>>>

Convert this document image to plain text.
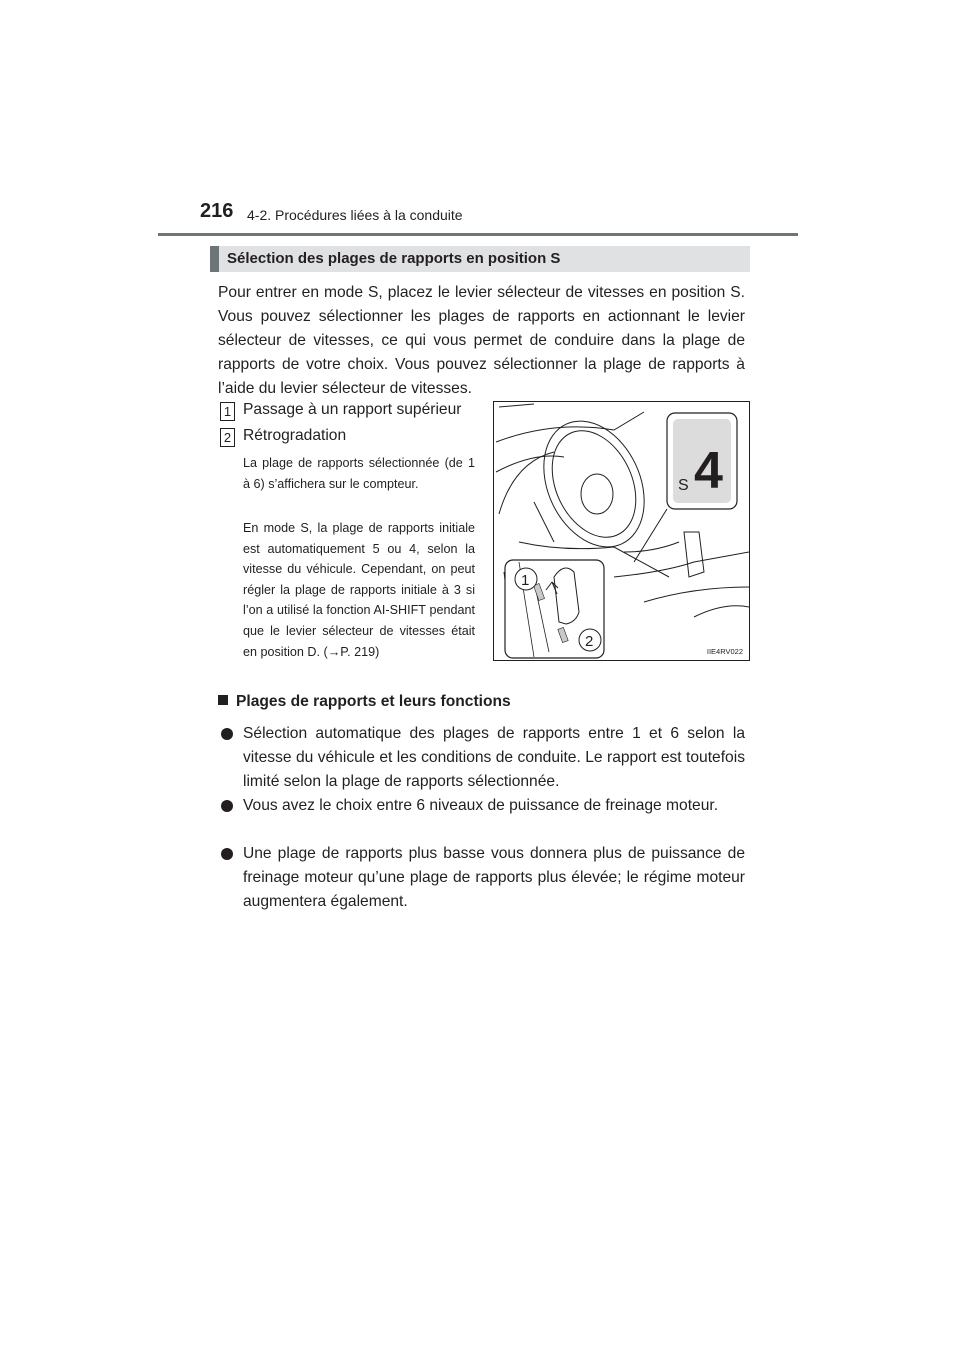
216 4-2. Procédures liées à la conduite
Sélection des plages de rapports en position S

Pour entrer en mode S, placez le levier sélecteur de vitesses en position S. Vous pouvez sélectionner les plages de rapports en actionnant le levier sélecteur de vitesses, ce qui vous permet de conduire dans la plage de rapports de votre choix. Vous pouvez sélectionner la plage de rapports à l’aide du levier sélecteur de vitesses.

1 Passage à un rapport supérieur
2 Rétrogradation

La plage de rapports sélectionnée (de 1 à 6) s’affichera sur le compteur.

En mode S, la plage de rapports initiale est automatiquement 5 ou 4, selon la vitesse du véhicule. Cependant, on peut régler la plage de rapports initiale à 3 si l’on a utilisé la fonction AI-SHIFT pendant que le levier sélecteur de vitesses était en position D. (→P. 219)

S 4
1
2
IIE4RV022
Plages de rapports et leurs fonctions

Sélection automatique des plages de rapports entre 1 et 6 selon la vitesse du véhicule et les conditions de conduite. Le rapport est toutefois limité selon la plage de rapports sélectionnée.

Vous avez le choix entre 6 niveaux de puissance de freinage moteur.

Une plage de rapports plus basse vous donnera plus de puissance de freinage moteur qu’une plage de rapports plus élevée; le régime moteur augmentera également.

<<<

The problem: Gather every line from the entries above where the word "vitesses" appears, and copy them.

Complete answer:
Pour entrer en mode S, placez le levier sélecteur de vitesses en position S. Vous pouvez sélectionner les plages de rapports en actionnant le levier sélecteur de vitesses, ce qui vous permet de conduire dans la plage de rapports de votre choix. Vous pouvez sélectionner la plage de rapports à l’aide du levier sélecteur de vitesses.
En mode S, la plage de rapports initiale est automatiquement 5 ou 4, selon la vitesse du véhicule. Cependant, on peut régler la plage de rapports initiale à 3 si l’on a utilisé la fonction AI-SHIFT pendant que le levier sélecteur de vitesses était en position D. (→P. 219)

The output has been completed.